* [Task description]: Type out the data exactly as given. Skip any image.

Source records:
════════════════════

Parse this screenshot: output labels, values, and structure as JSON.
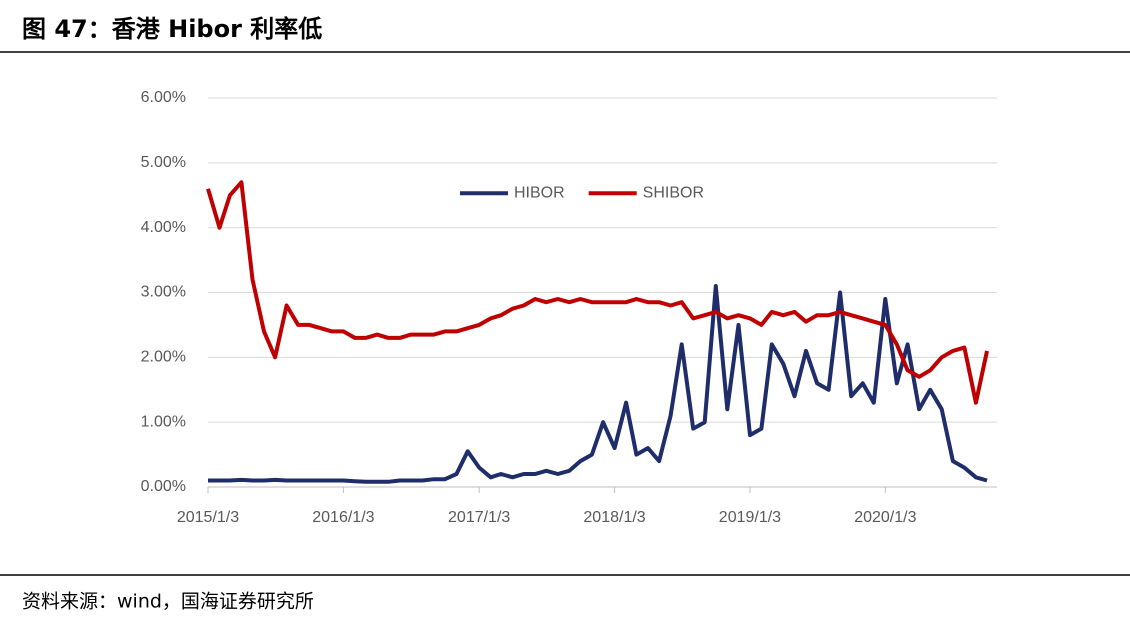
{
  "header": {
    "title": "图 47：香港 Hibor 利率低"
  },
  "chart_data": {
    "type": "line",
    "x": [
      "2015/1/3",
      "2015/2/3",
      "2015/3/3",
      "2015/4/3",
      "2015/5/3",
      "2015/6/3",
      "2015/7/3",
      "2015/8/3",
      "2015/9/3",
      "2015/10/3",
      "2015/11/3",
      "2015/12/3",
      "2016/1/3",
      "2016/2/3",
      "2016/3/3",
      "2016/4/3",
      "2016/5/3",
      "2016/6/3",
      "2016/7/3",
      "2016/8/3",
      "2016/9/3",
      "2016/10/3",
      "2016/11/3",
      "2016/12/3",
      "2017/1/3",
      "2017/2/3",
      "2017/3/3",
      "2017/4/3",
      "2017/5/3",
      "2017/6/3",
      "2017/7/3",
      "2017/8/3",
      "2017/9/3",
      "2017/10/3",
      "2017/11/3",
      "2017/12/3",
      "2018/1/3",
      "2018/2/3",
      "2018/3/3",
      "2018/4/3",
      "2018/5/3",
      "2018/6/3",
      "2018/7/3",
      "2018/8/3",
      "2018/9/3",
      "2018/10/3",
      "2018/11/3",
      "2018/12/3",
      "2019/1/3",
      "2019/2/3",
      "2019/3/3",
      "2019/4/3",
      "2019/5/3",
      "2019/6/3",
      "2019/7/3",
      "2019/8/3",
      "2019/9/3",
      "2019/10/3",
      "2019/11/3",
      "2019/12/3",
      "2020/1/3",
      "2020/2/3",
      "2020/3/3",
      "2020/4/3",
      "2020/5/3",
      "2020/6/3",
      "2020/7/3",
      "2020/8/3",
      "2020/9/3",
      "2020/10/3"
    ],
    "series": [
      {
        "name": "HIBOR",
        "color": "#1f2d6b",
        "values": [
          0.1,
          0.1,
          0.1,
          0.11,
          0.1,
          0.1,
          0.11,
          0.1,
          0.1,
          0.1,
          0.1,
          0.1,
          0.1,
          0.09,
          0.08,
          0.08,
          0.08,
          0.1,
          0.1,
          0.1,
          0.12,
          0.12,
          0.2,
          0.55,
          0.3,
          0.15,
          0.2,
          0.15,
          0.2,
          0.2,
          0.25,
          0.2,
          0.25,
          0.4,
          0.5,
          1.0,
          0.6,
          1.3,
          0.5,
          0.6,
          0.4,
          1.1,
          2.2,
          0.9,
          1.0,
          3.1,
          1.2,
          2.5,
          0.8,
          0.9,
          2.2,
          1.9,
          1.4,
          2.1,
          1.6,
          1.5,
          3.0,
          1.4,
          1.6,
          1.3,
          2.9,
          1.6,
          2.2,
          1.2,
          1.5,
          1.2,
          0.4,
          0.3,
          0.15,
          0.1
        ]
      },
      {
        "name": "SHIBOR",
        "color": "#c00000",
        "values": [
          4.6,
          4.0,
          4.5,
          4.7,
          3.2,
          2.4,
          2.0,
          2.8,
          2.5,
          2.5,
          2.45,
          2.4,
          2.4,
          2.3,
          2.3,
          2.35,
          2.3,
          2.3,
          2.35,
          2.35,
          2.35,
          2.4,
          2.4,
          2.45,
          2.5,
          2.6,
          2.65,
          2.75,
          2.8,
          2.9,
          2.85,
          2.9,
          2.85,
          2.9,
          2.85,
          2.85,
          2.85,
          2.85,
          2.9,
          2.85,
          2.85,
          2.8,
          2.85,
          2.6,
          2.65,
          2.7,
          2.6,
          2.65,
          2.6,
          2.5,
          2.7,
          2.65,
          2.7,
          2.55,
          2.65,
          2.65,
          2.7,
          2.65,
          2.6,
          2.55,
          2.5,
          2.2,
          1.8,
          1.7,
          1.8,
          2.0,
          2.1,
          2.15,
          1.3,
          2.1
        ]
      }
    ],
    "xlim": [
      "2015/1/3",
      "2020/10/30"
    ],
    "xticks": [
      "2015/1/3",
      "2016/1/3",
      "2017/1/3",
      "2018/1/3",
      "2019/1/3",
      "2020/1/3"
    ],
    "ylim": [
      0,
      6
    ],
    "yticks": [
      {
        "value": 0,
        "label": "0.00%"
      },
      {
        "value": 1,
        "label": "1.00%"
      },
      {
        "value": 2,
        "label": "2.00%"
      },
      {
        "value": 3,
        "label": "3.00%"
      },
      {
        "value": 4,
        "label": "4.00%"
      },
      {
        "value": 5,
        "label": "5.00%"
      },
      {
        "value": 6,
        "label": "6.00%"
      }
    ],
    "grid": true,
    "legend": "top"
  },
  "footer": {
    "source": "资料来源：wind，国海证券研究所"
  }
}
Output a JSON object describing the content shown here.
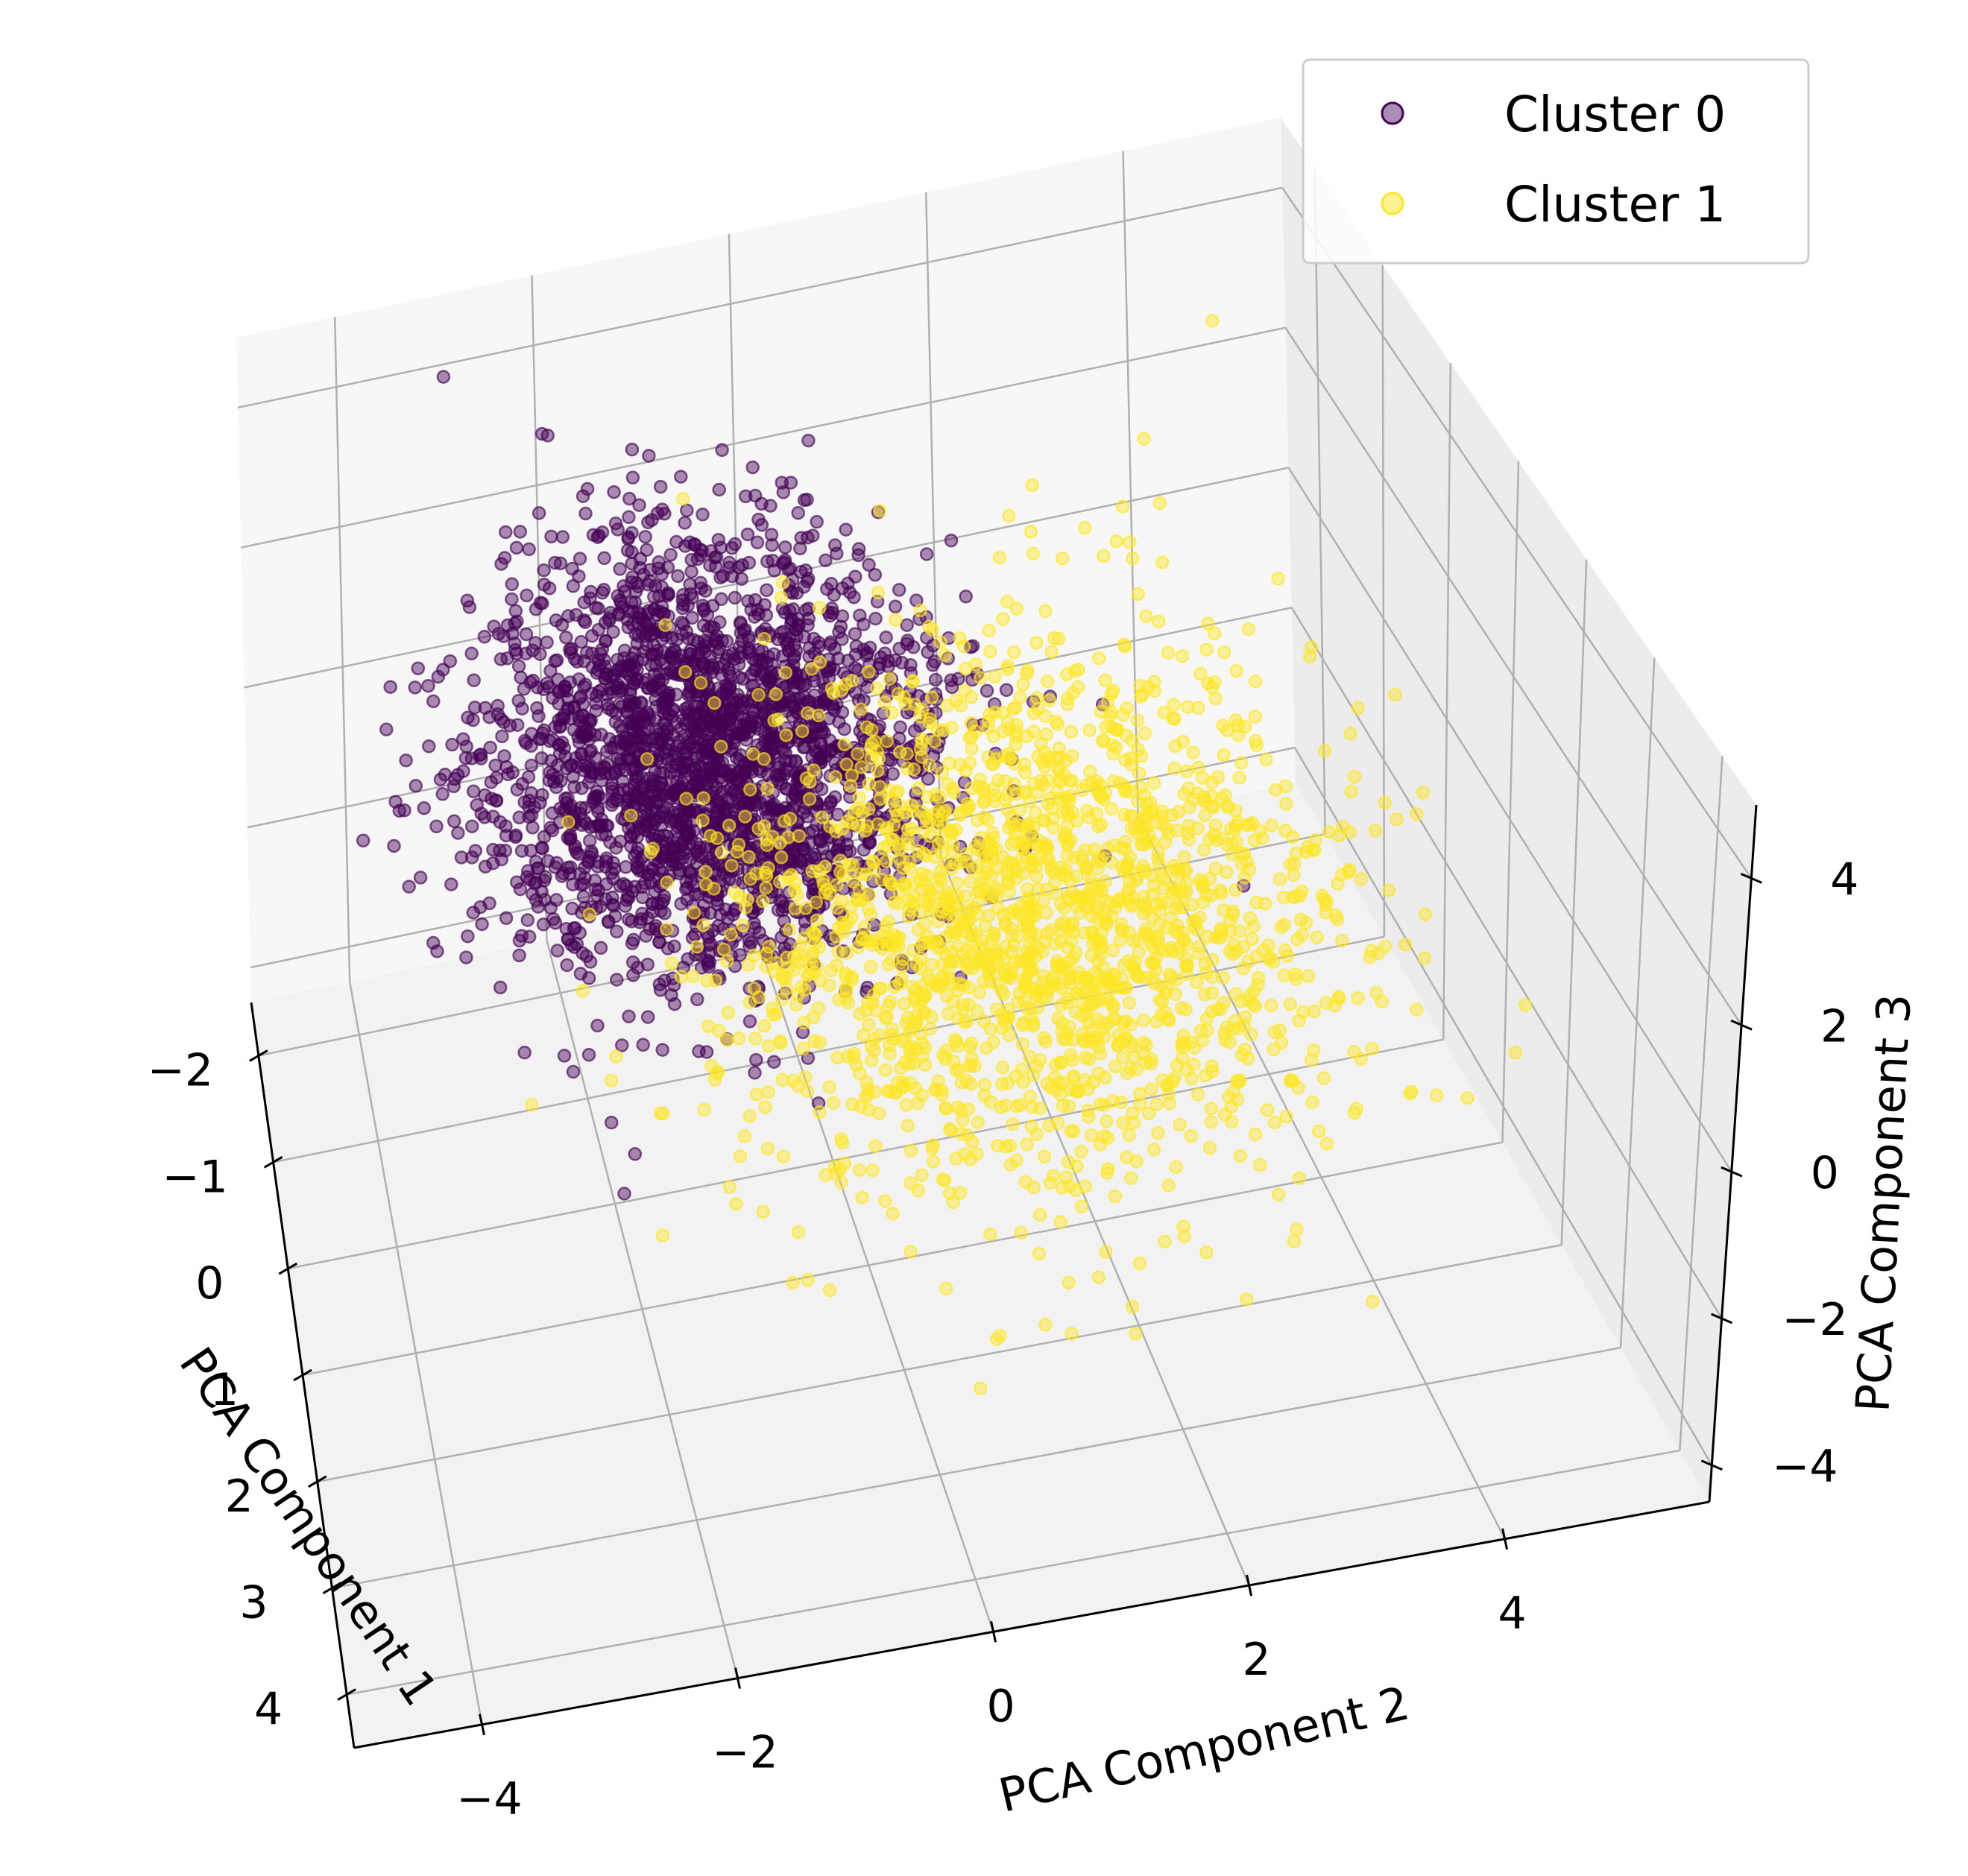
{
  "chart_data": {
    "type": "scatter",
    "projection": "3d",
    "xlabel": "PCA Component 1",
    "ylabel": "PCA Component 2",
    "zlabel": "PCA Component 3",
    "x_ticks": [
      "−2",
      "−1",
      "0",
      "1",
      "2",
      "3",
      "4"
    ],
    "y_ticks": [
      "−4",
      "−2",
      "0",
      "2",
      "4"
    ],
    "z_ticks": [
      "−4",
      "−2",
      "0",
      "2",
      "4"
    ],
    "xlim": [
      -2.5,
      4.5
    ],
    "ylim": [
      -5,
      5.6
    ],
    "zlim": [
      -4.5,
      5
    ],
    "grid": true,
    "legend_position": "top-right",
    "series": [
      {
        "name": "Cluster 0",
        "color": "#440154",
        "alpha": 0.45,
        "approx_points": 2600,
        "center": [
          -0.6,
          -1.0,
          0.6
        ],
        "spread": [
          0.8,
          1.0,
          1.0
        ]
      },
      {
        "name": "Cluster 1",
        "color": "#fde725",
        "alpha": 0.45,
        "approx_points": 2000,
        "center": [
          0.9,
          1.4,
          -0.2
        ],
        "spread": [
          1.0,
          1.3,
          1.2
        ]
      }
    ]
  }
}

════════════════════

* [Exercise answer]:
Parse this screenshot: output labels, values, and structure as JSON.
{
  "header": {
    "title": "图 47：香港 Hibor 利率低"
  },
  "chart_data": {
    "type": "line",
    "x": [
      "2015/1/3",
      "2015/2/3",
      "2015/3/3",
      "2015/4/3",
      "2015/5/3",
      "2015/6/3",
      "2015/7/3",
      "2015/8/3",
      "2015/9/3",
      "2015/10/3",
      "2015/11/3",
      "2015/12/3",
      "2016/1/3",
      "2016/2/3",
      "2016/3/3",
      "2016/4/3",
      "2016/5/3",
      "2016/6/3",
      "2016/7/3",
      "2016/8/3",
      "2016/9/3",
      "2016/10/3",
      "2016/11/3",
      "2016/12/3",
      "2017/1/3",
      "2017/2/3",
      "2017/3/3",
      "2017/4/3",
      "2017/5/3",
      "2017/6/3",
      "2017/7/3",
      "2017/8/3",
      "2017/9/3",
      "2017/10/3",
      "2017/11/3",
      "2017/12/3",
      "2018/1/3",
      "2018/2/3",
      "2018/3/3",
      "2018/4/3",
      "2018/5/3",
      "2018/6/3",
      "2018/7/3",
      "2018/8/3",
      "2018/9/3",
      "2018/10/3",
      "2018/11/3",
      "2018/12/3",
      "2019/1/3",
      "2019/2/3",
      "2019/3/3",
      "2019/4/3",
      "2019/5/3",
      "2019/6/3",
      "2019/7/3",
      "2019/8/3",
      "2019/9/3",
      "2019/10/3",
      "2019/11/3",
      "2019/12/3",
      "2020/1/3",
      "2020/2/3",
      "2020/3/3",
      "2020/4/3",
      "2020/5/3",
      "2020/6/3",
      "2020/7/3",
      "2020/8/3",
      "2020/9/3",
      "2020/10/3"
    ],
    "series": [
      {
        "name": "HIBOR",
        "color": "#1f2d6b",
        "values": [
          0.1,
          0.1,
          0.1,
          0.11,
          0.1,
          0.1,
          0.11,
          0.1,
          0.1,
          0.1,
          0.1,
          0.1,
          0.1,
          0.09,
          0.08,
          0.08,
          0.08,
          0.1,
          0.1,
          0.1,
          0.12,
          0.12,
          0.2,
          0.55,
          0.3,
          0.15,
          0.2,
          0.15,
          0.2,
          0.2,
          0.25,
          0.2,
          0.25,
          0.4,
          0.5,
          1.0,
          0.6,
          1.3,
          0.5,
          0.6,
          0.4,
          1.1,
          2.2,
          0.9,
          1.0,
          3.1,
          1.2,
          2.5,
          0.8,
          0.9,
          2.2,
          1.9,
          1.4,
          2.1,
          1.6,
          1.5,
          3.0,
          1.4,
          1.6,
          1.3,
          2.9,
          1.6,
          2.2,
          1.2,
          1.5,
          1.2,
          0.4,
          0.3,
          0.15,
          0.1
        ]
      },
      {
        "name": "SHIBOR",
        "color": "#c00000",
        "values": [
          4.6,
          4.0,
          4.5,
          4.7,
          3.2,
          2.4,
          2.0,
          2.8,
          2.5,
          2.5,
          2.45,
          2.4,
          2.4,
          2.3,
          2.3,
          2.35,
          2.3,
          2.3,
          2.35,
          2.35,
          2.35,
          2.4,
          2.4,
          2.45,
          2.5,
          2.6,
          2.65,
          2.75,
          2.8,
          2.9,
          2.85,
          2.9,
          2.85,
          2.9,
          2.85,
          2.85,
          2.85,
          2.85,
          2.9,
          2.85,
          2.85,
          2.8,
          2.85,
          2.6,
          2.65,
          2.7,
          2.6,
          2.65,
          2.6,
          2.5,
          2.7,
          2.65,
          2.7,
          2.55,
          2.65,
          2.65,
          2.7,
          2.65,
          2.6,
          2.55,
          2.5,
          2.2,
          1.8,
          1.7,
          1.8,
          2.0,
          2.1,
          2.15,
          1.3,
          2.1
        ]
      }
    ],
    "xlim": [
      "2015/1/3",
      "2020/10/30"
    ],
    "xticks": [
      "2015/1/3",
      "2016/1/3",
      "2017/1/3",
      "2018/1/3",
      "2019/1/3",
      "2020/1/3"
    ],
    "ylim": [
      0,
      6
    ],
    "yticks": [
      {
        "value": 0,
        "label": "0.00%"
      },
      {
        "value": 1,
        "label": "1.00%"
      },
      {
        "value": 2,
        "label": "2.00%"
      },
      {
        "value": 3,
        "label": "3.00%"
      },
      {
        "value": 4,
        "label": "4.00%"
      },
      {
        "value": 5,
        "label": "5.00%"
      },
      {
        "value": 6,
        "label": "6.00%"
      }
    ],
    "grid": true,
    "legend": "top"
  },
  "footer": {
    "source": "资料来源：wind，国海证券研究所"
  }
}
Output a JSON object describing the content shown here.
{
  "chart_data": {
    "type": "scatter",
    "projection": "3d",
    "xlabel": "PCA Component 1",
    "ylabel": "PCA Component 2",
    "zlabel": "PCA Component 3",
    "x_ticks": [
      "−2",
      "−1",
      "0",
      "1",
      "2",
      "3",
      "4"
    ],
    "y_ticks": [
      "−4",
      "−2",
      "0",
      "2",
      "4"
    ],
    "z_ticks": [
      "−4",
      "−2",
      "0",
      "2",
      "4"
    ],
    "xlim": [
      -2.5,
      4.5
    ],
    "ylim": [
      -5,
      5.6
    ],
    "zlim": [
      -4.5,
      5
    ],
    "grid": true,
    "legend_position": "top-right",
    "series": [
      {
        "name": "Cluster 0",
        "color": "#440154",
        "alpha": 0.45,
        "approx_points": 2600,
        "center": [
          -0.6,
          -1.0,
          0.6
        ],
        "spread": [
          0.8,
          1.0,
          1.0
        ]
      },
      {
        "name": "Cluster 1",
        "color": "#fde725",
        "alpha": 0.45,
        "approx_points": 2000,
        "center": [
          0.9,
          1.4,
          -0.2
        ],
        "spread": [
          1.0,
          1.3,
          1.2
        ]
      }
    ]
  }
}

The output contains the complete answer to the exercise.